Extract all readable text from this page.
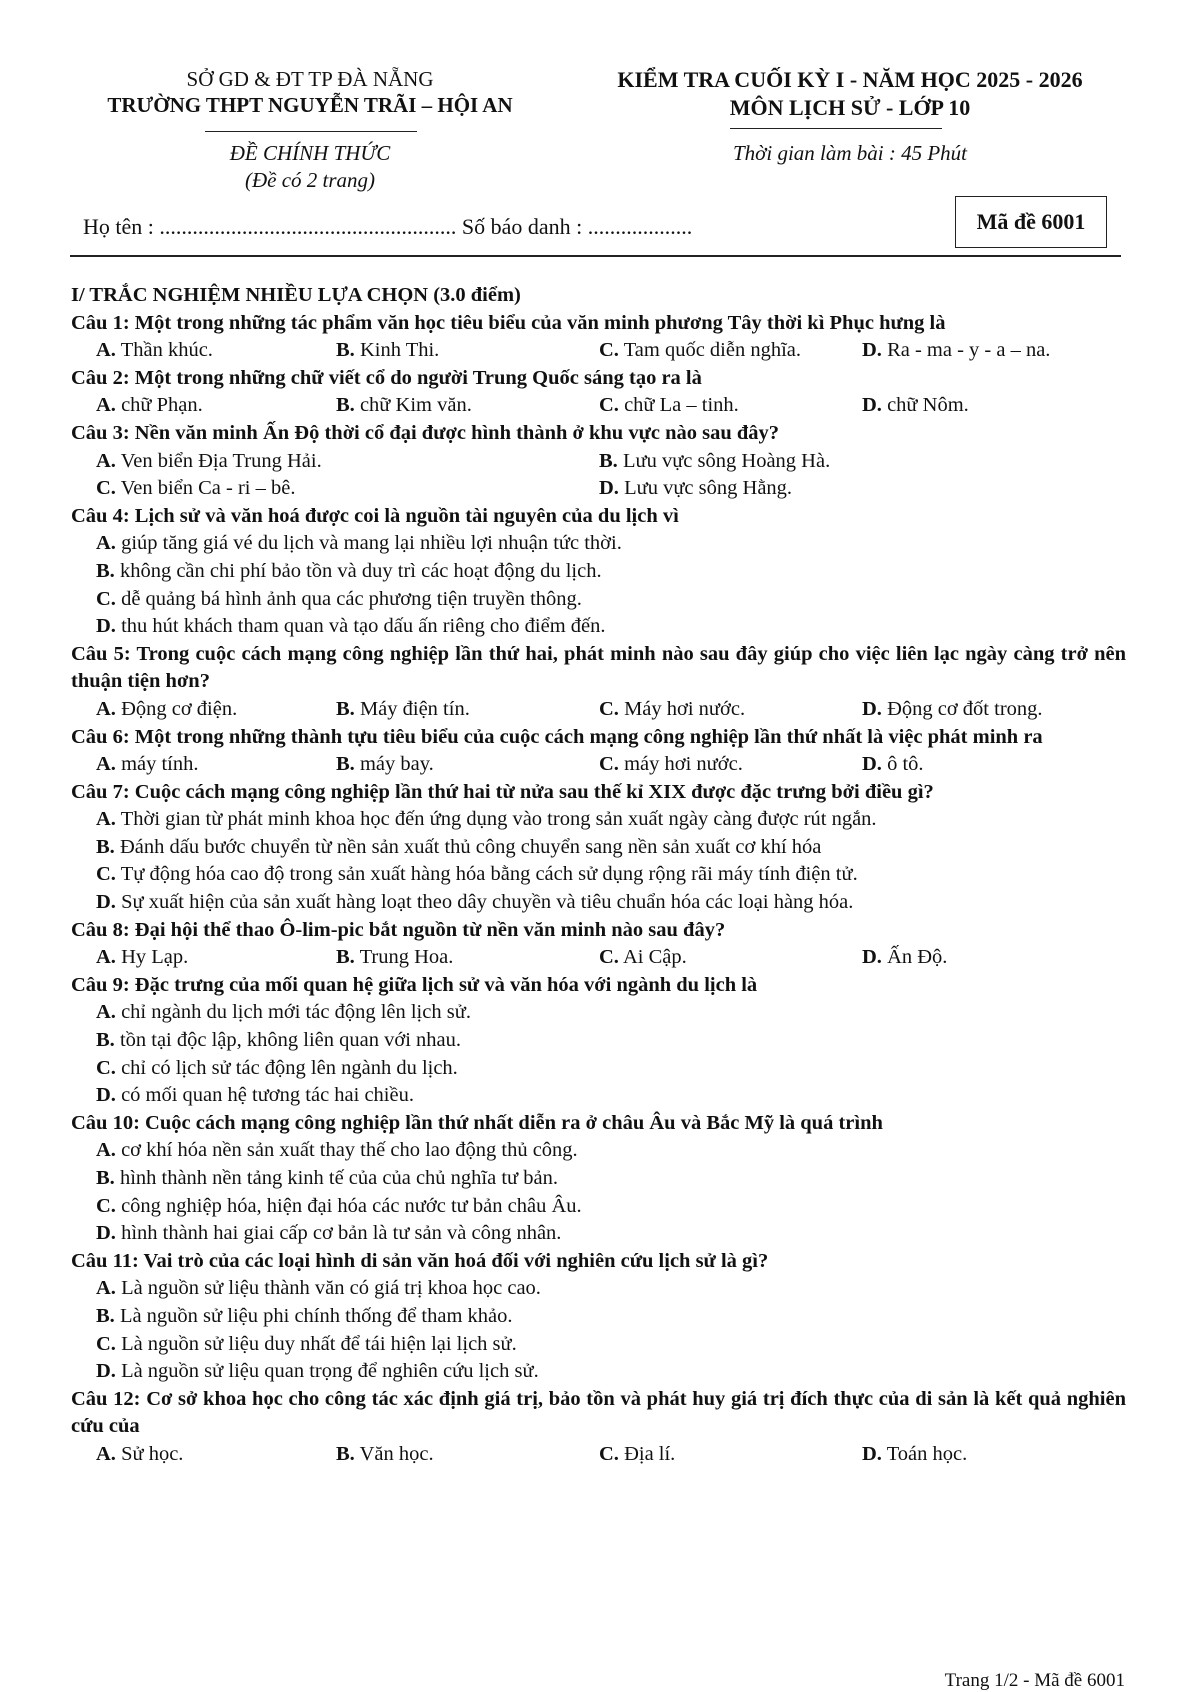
SỞ GD & ĐT TP ĐÀ NẴNG
TRƯỜNG THPT NGUYỄN TRÃI – HỘI AN
KIỂM TRA CUỐI KỲ I - NĂM HỌC 2025 - 2026
MÔN LỊCH SỬ - LỚP 10
ĐỀ CHÍNH THỨC
(Đề có 2 trang)
Thời gian làm bài : 45 Phút
Họ tên : ...................................................... Số báo danh : ...................	Mã đề 6001
I/ TRẮC NGHIỆM NHIỀU LỰA CHỌN (3.0 điểm)
Câu 1: Một trong những tác phẩm văn học tiêu biểu của văn minh phương Tây thời kì Phục hưng là
A. Thần khúc.	B. Kinh Thi.	C. Tam quốc diễn nghĩa.	D. Ra - ma - y - a – na.
Câu 2: Một trong những chữ viết cổ do người Trung Quốc sáng tạo ra là
A. chữ Phạn.	B. chữ Kim văn.	C. chữ La – tinh.	D. chữ Nôm.
Câu 3: Nền văn minh Ấn Độ thời cổ đại được hình thành ở khu vực nào sau đây?
A. Ven biển Địa Trung Hải.	B. Lưu vực sông Hoàng Hà.
C. Ven biển Ca - ri – bê.	D. Lưu vực sông Hằng.
Câu 4: Lịch sử và văn hoá được coi là nguồn tài nguyên của du lịch vì
A. giúp tăng giá vé du lịch và mang lại nhiều lợi nhuận tức thời.
B. không cần chi phí bảo tồn và duy trì các hoạt động du lịch.
C. dễ quảng bá hình ảnh qua các phương tiện truyền thông.
D. thu hút khách tham quan và tạo dấu ấn riêng cho điểm đến.
Câu 5: Trong cuộc cách mạng công nghiệp lần thứ hai, phát minh nào sau đây giúp cho việc liên lạc ngày càng trở nên thuận tiện hơn?
A. Động cơ điện.	B. Máy điện tín.	C. Máy hơi nước.	D. Động cơ đốt trong.
Câu 6: Một trong những thành tựu tiêu biểu của cuộc cách mạng công nghiệp lần thứ nhất là việc phát minh ra
A. máy tính.	B. máy bay.	C. máy hơi nước.	D. ô tô.
Câu 7: Cuộc cách mạng công nghiệp lần thứ hai từ nửa sau thế kỉ XIX được đặc trưng bởi điều gì?
A. Thời gian từ phát minh khoa học đến ứng dụng vào trong sản xuất ngày càng được rút ngắn.
B. Đánh dấu bước chuyển từ nền sản xuất thủ công chuyển sang nền sản xuất cơ khí hóa
C. Tự động hóa cao độ trong sản xuất hàng hóa bằng cách sử dụng rộng rãi máy tính điện tử.
D. Sự xuất hiện của sản xuất hàng loạt theo dây chuyền và tiêu chuẩn hóa các loại hàng hóa.
Câu 8: Đại hội thể thao Ô-lim-pic bắt nguồn từ nền văn minh nào sau đây?
A. Hy Lạp.	B. Trung Hoa.	C. Ai Cập.	D. Ấn Độ.
Câu 9: Đặc trưng của mối quan hệ giữa lịch sử và văn hóa với ngành du lịch là
A. chỉ ngành du lịch mới tác động lên lịch sử.
B. tồn tại độc lập, không liên quan với nhau.
C. chỉ có lịch sử tác động lên ngành du lịch.
D. có mối quan hệ tương tác hai chiều.
Câu 10: Cuộc cách mạng công nghiệp lần thứ nhất diễn ra ở châu Âu và Bắc Mỹ là quá trình
A. cơ khí hóa nền sản xuất thay thế cho lao động thủ công.
B. hình thành nền tảng kinh tế của của chủ nghĩa tư bản.
C. công nghiệp hóa, hiện đại hóa các nước tư bản châu Âu.
D. hình thành hai giai cấp cơ bản là tư sản và công nhân.
Câu 11: Vai trò của các loại hình di sản văn hoá đối với nghiên cứu lịch sử là gì?
A. Là nguồn sử liệu thành văn có giá trị khoa học cao.
B. Là nguồn sử liệu phi chính thống để tham khảo.
C. Là nguồn sử liệu duy nhất để tái hiện lại lịch sử.
D. Là nguồn sử liệu quan trọng để nghiên cứu lịch sử.
Câu 12: Cơ sở khoa học cho công tác xác định giá trị, bảo tồn và phát huy giá trị đích thực của di sản là kết quả nghiên cứu của
A. Sử học.	B. Văn học.	C. Địa lí.	D. Toán học.
Trang 1/2 - Mã đề 6001
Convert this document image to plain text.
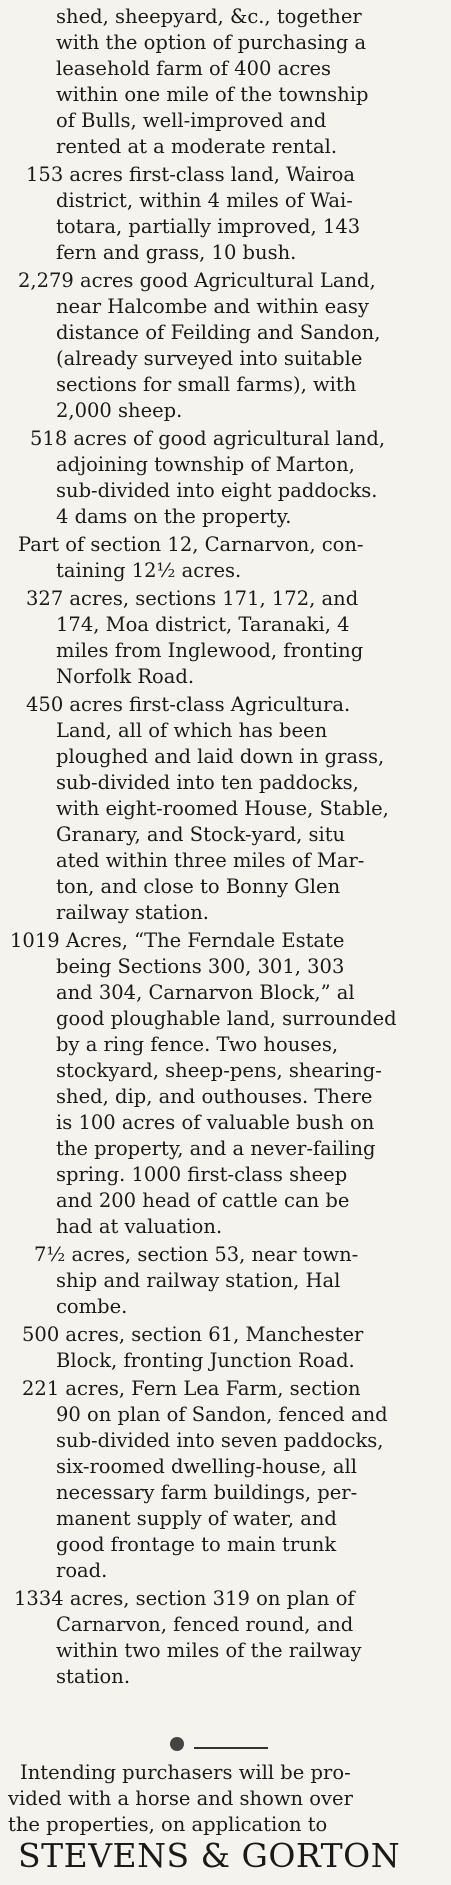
shed, sheepyard, &c., together
with the option of purchasing a
leasehold farm of 400 acres
within one mile of the township
of Bulls, well-improved and
rented at a moderate rental.
153 acres first-class land, Wairoa
district, within 4 miles of Wai-
totara, partially improved, 143
fern and grass, 10 bush.
2,279 acres good Agricultural Land,
near Halcombe and within easy
distance of Feilding and Sandon,
(already surveyed into suitable
sections for small farms), with
2,000 sheep.
518 acres of good agricultural land,
adjoining township of Marton,
sub-divided into eight paddocks.
4 dams on the property.
Part of section 12, Carnarvon, con-
taining 12½ acres.
327 acres, sections 171, 172, and
174, Moa district, Taranaki, 4
miles from Inglewood, fronting
Norfolk Road.
450 acres first-class Agricultura.
Land, all of which has been
ploughed and laid down in grass,
sub-divided into ten paddocks,
with eight-roomed House, Stable,
Granary, and Stock-yard, situ
ated within three miles of Mar-
ton, and close to Bonny Glen
railway station.
1019 Acres, “The Ferndale Estate
being Sections 300, 301, 303
and 304, Carnarvon Block,” al
good ploughable land, surrounded
by a ring fence. Two houses,
stockyard, sheep-pens, shearing-
shed, dip, and outhouses. There
is 100 acres of valuable bush on
the property, and a never-failing
spring. 1000 first-class sheep
and 200 head of cattle can be
had at valuation.
7½ acres, section 53, near town-
ship and railway station, Hal
combe.
500 acres, section 61, Manchester
Block, fronting Junction Road.
221 acres, Fern Lea Farm, section
90 on plan of Sandon, fenced and
sub-divided into seven paddocks,
six-roomed dwelling-house, all
necessary farm buildings, per-
manent supply of water, and
good frontage to main trunk
road.
1334 acres, section 319 on plan of
Carnarvon, fenced round, and
within two miles of the railway
station.
Intending purchasers will be pro-
vided with a horse and shown over
the properties, on application to
STEVENS & GORTON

* [What this task involves]: The records shown above are to be repeated exactly, with the pictures left out.

* [Output of the exercise]:
Extract all readable text from this page.
SỞ GD & ĐT TP ĐÀ NẴNG
TRƯỜNG THPT NGUYỄN TRÃI – HỘI AN
KIỂM TRA CUỐI KỲ I - NĂM HỌC 2025 - 2026
MÔN LỊCH SỬ - LỚP 10
ĐỀ CHÍNH THỨC
(Đề có 2 trang)
Thời gian làm bài : 45 Phút
Họ tên : ...................................................... Số báo danh : ...................	Mã đề 6001
I/ TRẮC NGHIỆM NHIỀU LỰA CHỌN (3.0 điểm)
Câu 1: Một trong những tác phẩm văn học tiêu biểu của văn minh phương Tây thời kì Phục hưng là
A. Thần khúc.	B. Kinh Thi.	C. Tam quốc diễn nghĩa.	D. Ra - ma - y - a – na.
Câu 2: Một trong những chữ viết cổ do người Trung Quốc sáng tạo ra là
A. chữ Phạn.	B. chữ Kim văn.	C. chữ La – tinh.	D. chữ Nôm.
Câu 3: Nền văn minh Ấn Độ thời cổ đại được hình thành ở khu vực nào sau đây?
A. Ven biển Địa Trung Hải.	B. Lưu vực sông Hoàng Hà.
C. Ven biển Ca - ri – bê.	D. Lưu vực sông Hằng.
Câu 4: Lịch sử và văn hoá được coi là nguồn tài nguyên của du lịch vì
A. giúp tăng giá vé du lịch và mang lại nhiều lợi nhuận tức thời.
B. không cần chi phí bảo tồn và duy trì các hoạt động du lịch.
C. dễ quảng bá hình ảnh qua các phương tiện truyền thông.
D. thu hút khách tham quan và tạo dấu ấn riêng cho điểm đến.
Câu 5: Trong cuộc cách mạng công nghiệp lần thứ hai, phát minh nào sau đây giúp cho việc liên lạc ngày càng trở nên thuận tiện hơn?
A. Động cơ điện.	B. Máy điện tín.	C. Máy hơi nước.	D. Động cơ đốt trong.
Câu 6: Một trong những thành tựu tiêu biểu của cuộc cách mạng công nghiệp lần thứ nhất là việc phát minh ra
A. máy tính.	B. máy bay.	C. máy hơi nước.	D. ô tô.
Câu 7: Cuộc cách mạng công nghiệp lần thứ hai từ nửa sau thế kỉ XIX được đặc trưng bởi điều gì?
A. Thời gian từ phát minh khoa học đến ứng dụng vào trong sản xuất ngày càng được rút ngắn.
B. Đánh dấu bước chuyển từ nền sản xuất thủ công chuyển sang nền sản xuất cơ khí hóa
C. Tự động hóa cao độ trong sản xuất hàng hóa bằng cách sử dụng rộng rãi máy tính điện tử.
D. Sự xuất hiện của sản xuất hàng loạt theo dây chuyền và tiêu chuẩn hóa các loại hàng hóa.
Câu 8: Đại hội thể thao Ô-lim-pic bắt nguồn từ nền văn minh nào sau đây?
A. Hy Lạp.	B. Trung Hoa.	C. Ai Cập.	D. Ấn Độ.
Câu 9: Đặc trưng của mối quan hệ giữa lịch sử và văn hóa với ngành du lịch là
A. chỉ ngành du lịch mới tác động lên lịch sử.
B. tồn tại độc lập, không liên quan với nhau.
C. chỉ có lịch sử tác động lên ngành du lịch.
D. có mối quan hệ tương tác hai chiều.
Câu 10: Cuộc cách mạng công nghiệp lần thứ nhất diễn ra ở châu Âu và Bắc Mỹ là quá trình
A. cơ khí hóa nền sản xuất thay thế cho lao động thủ công.
B. hình thành nền tảng kinh tế của của chủ nghĩa tư bản.
C. công nghiệp hóa, hiện đại hóa các nước tư bản châu Âu.
D. hình thành hai giai cấp cơ bản là tư sản và công nhân.
Câu 11: Vai trò của các loại hình di sản văn hoá đối với nghiên cứu lịch sử là gì?
A. Là nguồn sử liệu thành văn có giá trị khoa học cao.
B. Là nguồn sử liệu phi chính thống để tham khảo.
C. Là nguồn sử liệu duy nhất để tái hiện lại lịch sử.
D. Là nguồn sử liệu quan trọng để nghiên cứu lịch sử.
Câu 12: Cơ sở khoa học cho công tác xác định giá trị, bảo tồn và phát huy giá trị đích thực của di sản là kết quả nghiên cứu của
A. Sử học.	B. Văn học.	C. Địa lí.	D. Toán học.
Trang 1/2 - Mã đề 6001
Convert this document image to plain text.
shed, sheepyard, &c., together
with the option of purchasing a
leasehold farm of 400 acres
within one mile of the township
of Bulls, well-improved and
rented at a moderate rental.
153 acres first-class land, Wairoa
district, within 4 miles of Wai-
totara, partially improved, 143
fern and grass, 10 bush.
2,279 acres good Agricultural Land,
near Halcombe and within easy
distance of Feilding and Sandon,
(already surveyed into suitable
sections for small farms), with
2,000 sheep.
518 acres of good agricultural land,
adjoining township of Marton,
sub-divided into eight paddocks.
4 dams on the property.
Part of section 12, Carnarvon, con-
taining 12½ acres.
327 acres, sections 171, 172, and
174, Moa district, Taranaki, 4
miles from Inglewood, fronting
Norfolk Road.
450 acres first-class Agricultura.
Land, all of which has been
ploughed and laid down in grass,
sub-divided into ten paddocks,
with eight-roomed House, Stable,
Granary, and Stock-yard, situ
ated within three miles of Mar-
ton, and close to Bonny Glen
railway station.
1019 Acres, “The Ferndale Estate
being Sections 300, 301, 303
and 304, Carnarvon Block,” al
good ploughable land, surrounded
by a ring fence. Two houses,
stockyard, sheep-pens, shearing-
shed, dip, and outhouses. There
is 100 acres of valuable bush on
the property, and a never-failing
spring. 1000 first-class sheep
and 200 head of cattle can be
had at valuation.
7½ acres, section 53, near town-
ship and railway station, Hal
combe.
500 acres, section 61, Manchester
Block, fronting Junction Road.
221 acres, Fern Lea Farm, section
90 on plan of Sandon, fenced and
sub-divided into seven paddocks,
six-roomed dwelling-house, all
necessary farm buildings, per-
manent supply of water, and
good frontage to main trunk
road.
1334 acres, section 319 on plan of
Carnarvon, fenced round, and
within two miles of the railway
station.
Intending purchasers will be pro-
vided with a horse and shown over
the properties, on application to
STEVENS & GORTON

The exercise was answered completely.